### Selected excerpt

Set One
one proof due by 10/6/99
| 1) Four Line Geometry. There exists a pair of points
in the geometry not joined by a line.
2) Fano's Geometry. Thelines through any one point of the geometry contain all the points of the geometry. 3) If a motion has three noncolinear fixed points, the motion is the identity. (You may use the following theorem: A motion of the plane is uniquely determined by an isometry of one triangle onto another.) 4) The image of the parabola y=ax2 under a dilation with fixed point (0,0) is a parabola. |
Set Two
one proof due by 10/20/99
| 1) Transformations. The angle between two intersecting
lines in the plane is invariant under any reflection.
2) The segment joining the midpoint of two sides of a triangle is parallel to the third side. 3) A triangle and its medial triangle (triangle with the midpoints
of the first triangle's sides for vertices) have the same centroid.
4) The radius of the circumcircle of a triangle (the circle through
the three vertices) is twice the radius of the ninepoint circle for the
same triangle.
|
Set Three
one proof due by 11/10/99
| 1) If the three points on the sides of the triangle
are collinear, the Miquel point is on the circumcircle.
(cf. p.17, Active Geometry) 2) If the Miquel point is on the circumcircle, then the three
points on the sides of the triangle are collinear.
3) The altitudes of a triangle are the isogonal conjugates of
the circumradii to the vertices.
4)Let S be the symmedian point of a given triangle and D, E, and
F the feet of the perpendicular segments from S to the sides of the triangle.
S is the centroid of triangle DEF.
|
Set Four
TWO constructions due by 11/29/99
| Include a step by step description of the construction.
May be done by hand or on sketchpad (using only circle with radius and
straight edge).
1) Given a ratio a/b (i.e. given two lengths a and b) construct four collinear points A, B, C, and D such that AB/BC=AC/CD=a/b. 2) Construct a triangle given the lengths of one side, an altitude to a second side and the circumradius. 3) Construct a circle tangent to two given intersecting lines and a radius. 4) Construct a parralelogram given the length of a diagonal, the length of one side and a length numerically equal to the area. |
Set Five (aka Last)
one proof due by Wednesday of Finals week, 11/15.
| 1) In four line geometry, there exists exactly six
points.
2) Given an equilateral triangle and a point in the triangle, the sum of the lengths of the perpendiculars from the point to the sides is equal to the length of the altitude. 3) Construct a triangle given the lengths of two medians and the length of the altitude to the third side. 4) Any of: One-3, Two-4, or Three-4 from previous sets. |
Final Proof Portfolio: 12/15, Wednesday of Finals Week
At this point, correctness is assumed. Five points will be removed for an incorrect proof, 3 points for a gap of consequence.

### Aim 1
In the geometry assignment list, rewrite the paragraph beginning "Include a step by step description" as a short bulleted list that keeps its main facts.
### Aim 2
Answer these questions from the geometry assignment list, one per line:
(a) By what date is the single proof for Set Two due?
(b) How many constructions are due for Set Four, and by what date?
(c) How many points are removed for an incorrect proof in the Final Proof Portfolio?
### Aim 3
Duplicate the part of the geometry assignment list that starts at the words "(cf. p.17, Active" and ends after the words "of the construction.".
The items have no connection to the geometry assignment list.

Stored data

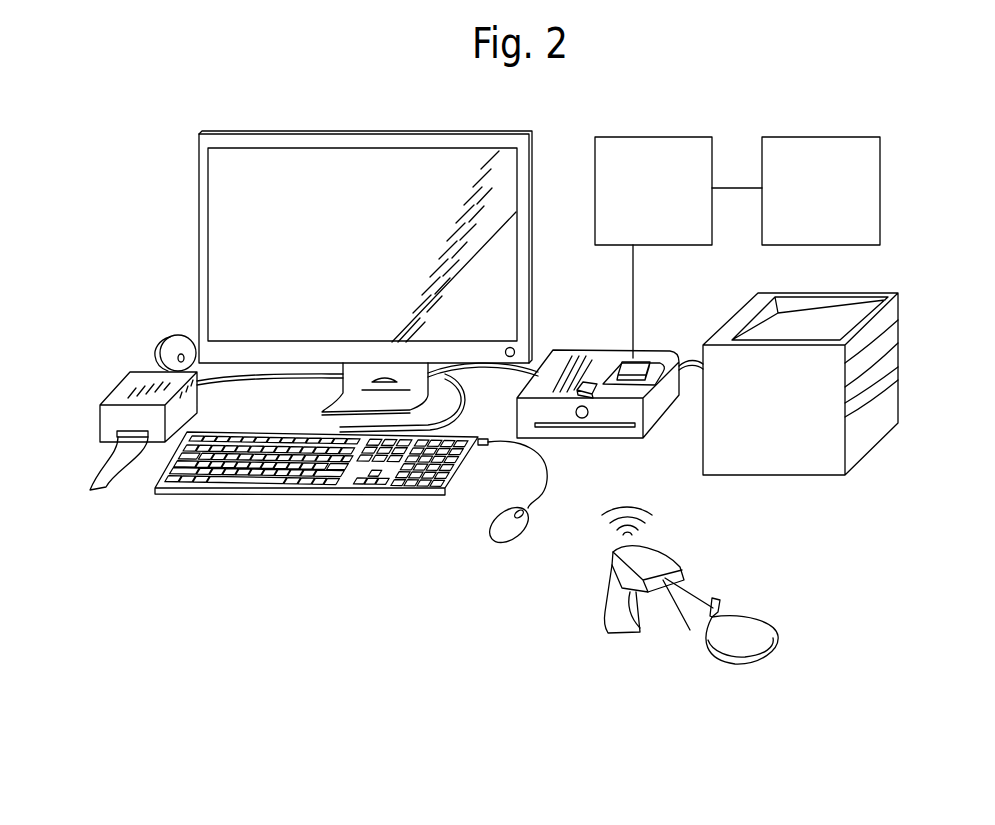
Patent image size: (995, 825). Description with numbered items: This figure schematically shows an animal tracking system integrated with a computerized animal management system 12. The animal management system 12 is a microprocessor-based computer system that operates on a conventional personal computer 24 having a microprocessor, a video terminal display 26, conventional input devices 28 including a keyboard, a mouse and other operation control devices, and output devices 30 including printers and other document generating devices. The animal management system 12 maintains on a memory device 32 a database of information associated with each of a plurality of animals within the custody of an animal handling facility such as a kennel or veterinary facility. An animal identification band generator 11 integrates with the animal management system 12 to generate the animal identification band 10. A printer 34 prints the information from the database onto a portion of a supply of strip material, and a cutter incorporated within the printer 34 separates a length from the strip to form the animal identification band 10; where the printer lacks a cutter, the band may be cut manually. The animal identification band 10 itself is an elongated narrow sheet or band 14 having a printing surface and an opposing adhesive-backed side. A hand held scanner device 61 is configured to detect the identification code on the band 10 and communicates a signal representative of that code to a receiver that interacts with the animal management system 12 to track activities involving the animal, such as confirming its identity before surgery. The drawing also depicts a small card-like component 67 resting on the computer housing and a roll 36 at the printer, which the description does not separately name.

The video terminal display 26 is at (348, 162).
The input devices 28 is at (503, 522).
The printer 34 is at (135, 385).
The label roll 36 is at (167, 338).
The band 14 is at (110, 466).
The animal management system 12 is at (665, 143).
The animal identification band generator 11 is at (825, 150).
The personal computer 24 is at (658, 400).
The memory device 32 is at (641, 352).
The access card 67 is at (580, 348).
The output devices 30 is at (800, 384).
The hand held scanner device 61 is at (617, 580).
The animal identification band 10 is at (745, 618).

### Solution 1
- Give a step-by-step description of each construction.
- Work either by hand or on sketchpad.
- Use only a circle with radius and a straight edge.

### Solution 2
(a) 10/20/99
(b) Two constructions, due by 11/29/99
(c) Five points

### Solution 3
(cf. p.17, Active Geometry) 2) If the Miquel point is on the circumcircle, then the three
points on the sides of the triangle are collinear.
3) The altitudes of a triangle are the isogonal conjugates of
the circumradii to the vertices.
4)Let S be the symmedian point of a given triangle and D, E, and
F the feet of the perpendicular segments from S to the sides of the triangle.
S is the centroid of triangle DEF.
|
Set Four
TWO constructions due by 11/29/99
| Include a step by step description of the construction.